Report every line below that carries the word "severe".

#### RECORDS

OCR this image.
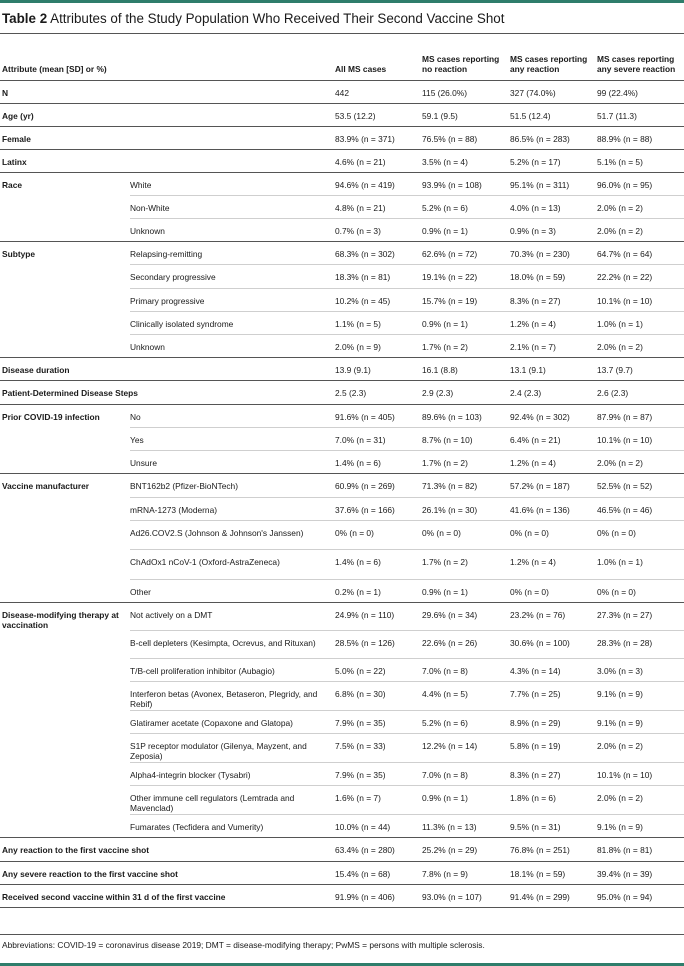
Table 2 Attributes of the Study Population Who Received Their Second Vaccine Shot
Attribute (mean [SD] or %)		All MS cases	MS cases reporting no reaction	MS cases reporting any reaction	MS cases reporting any severe reaction
N		442	115 (26.0%)	327 (74.0%)	99 (22.4%)
Age (yr)		53.5 (12.2)	59.1 (9.5)	51.5 (12.4)	51.7 (11.3)
Female		83.9% (n = 371)	76.5% (n = 88)	86.5% (n = 283)	88.9% (n = 88)
Latinx		4.6% (n = 21)	3.5% (n = 4)	5.2% (n = 17)	5.1% (n = 5)
Race	White	94.6% (n = 419)	93.9% (n = 108)	95.1% (n = 311)	96.0% (n = 95)
	Non-White	4.8% (n = 21)	5.2% (n = 6)	4.0% (n = 13)	2.0% (n = 2)
	Unknown	0.7% (n = 3)	0.9% (n = 1)	0.9% (n = 3)	2.0% (n = 2)
Subtype	Relapsing-remitting	68.3% (n = 302)	62.6% (n = 72)	70.3% (n = 230)	64.7% (n = 64)
	Secondary progressive	18.3% (n = 81)	19.1% (n = 22)	18.0% (n = 59)	22.2% (n = 22)
	Primary progressive	10.2% (n = 45)	15.7% (n = 19)	8.3% (n = 27)	10.1% (n = 10)
	Clinically isolated syndrome	1.1% (n = 5)	0.9% (n = 1)	1.2% (n = 4)	1.0% (n = 1)
	Unknown	2.0% (n = 9)	1.7% (n = 2)	2.1% (n = 7)	2.0% (n = 2)
Disease duration		13.9 (9.1)	16.1 (8.8)	13.1 (9.1)	13.7 (9.7)
Patient-Determined Disease Steps		2.5 (2.3)	2.9 (2.3)	2.4 (2.3)	2.6 (2.3)
Prior COVID-19 infection	No	91.6% (n = 405)	89.6% (n = 103)	92.4% (n = 302)	87.9% (n = 87)
	Yes	7.0% (n = 31)	8.7% (n = 10)	6.4% (n = 21)	10.1% (n = 10)
	Unsure	1.4% (n = 6)	1.7% (n = 2)	1.2% (n = 4)	2.0% (n = 2)
Vaccine manufacturer	BNT162b2 (Pfizer-BioNTech)	60.9% (n = 269)	71.3% (n = 82)	57.2% (n = 187)	52.5% (n = 52)
	mRNA-1273 (Moderna)	37.6% (n = 166)	26.1% (n = 30)	41.6% (n = 136)	46.5% (n = 46)
	Ad26.COV2.S (Johnson & Johnson's Janssen)	0% (n = 0)	0% (n = 0)	0% (n = 0)	0% (n = 0)
	ChAdOx1 nCoV-1 (Oxford-AstraZeneca)	1.4% (n = 6)	1.7% (n = 2)	1.2% (n = 4)	1.0% (n = 1)
	Other	0.2% (n = 1)	0.9% (n = 1)	0% (n = 0)	0% (n = 0)
Disease-modifying therapy at vaccination	Not actively on a DMT	24.9% (n = 110)	29.6% (n = 34)	23.2% (n = 76)	27.3% (n = 27)
	B-cell depleters (Kesimpta, Ocrevus, and Rituxan)	28.5% (n = 126)	22.6% (n = 26)	30.6% (n = 100)	28.3% (n = 28)
	T/B-cell proliferation inhibitor (Aubagio)	5.0% (n = 22)	7.0% (n = 8)	4.3% (n = 14)	3.0% (n = 3)
	Interferon betas (Avonex, Betaseron, Plegridy, and Rebif)	6.8% (n = 30)	4.4% (n = 5)	7.7% (n = 25)	9.1% (n = 9)
	Glatiramer acetate (Copaxone and Glatopa)	7.9% (n = 35)	5.2% (n = 6)	8.9% (n = 29)	9.1% (n = 9)
	S1P receptor modulator (Gilenya, Mayzent, and Zeposia)	7.5% (n = 33)	12.2% (n = 14)	5.8% (n = 19)	2.0% (n = 2)
	Alpha4-integrin blocker (Tysabri)	7.9% (n = 35)	7.0% (n = 8)	8.3% (n = 27)	10.1% (n = 10)
	Other immune cell regulators (Lemtrada and Mavenclad)	1.6% (n = 7)	0.9% (n = 1)	1.8% (n = 6)	2.0% (n = 2)
	Fumarates (Tecfidera and Vumerity)	10.0% (n = 44)	11.3% (n = 13)	9.5% (n = 31)	9.1% (n = 9)
Any reaction to the first vaccine shot		63.4% (n = 280)	25.2% (n = 29)	76.8% (n = 251)	81.8% (n = 81)
Any severe reaction to the first vaccine shot		15.4% (n = 68)	7.8% (n = 9)	18.1% (n = 59)	39.4% (n = 39)
Received second vaccine within 31 d of the first vaccine		91.9% (n = 406)	93.0% (n = 107)	91.4% (n = 299)	95.0% (n = 94)
Abbreviations: COVID-19 = coronavirus disease 2019; DMT = disease-modifying therapy; PwMS = persons with multiple sclerosis.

########

■ **OUTPUT OF THE TASK**
Attribute (mean [SD] or %)		All MS cases	MS cases reporting no reaction	MS cases reporting any reaction	MS cases reporting any severe reaction
Any severe reaction to the first vaccine shot		15.4% (n = 68)	7.8% (n = 9)	18.1% (n = 59)	39.4% (n = 39)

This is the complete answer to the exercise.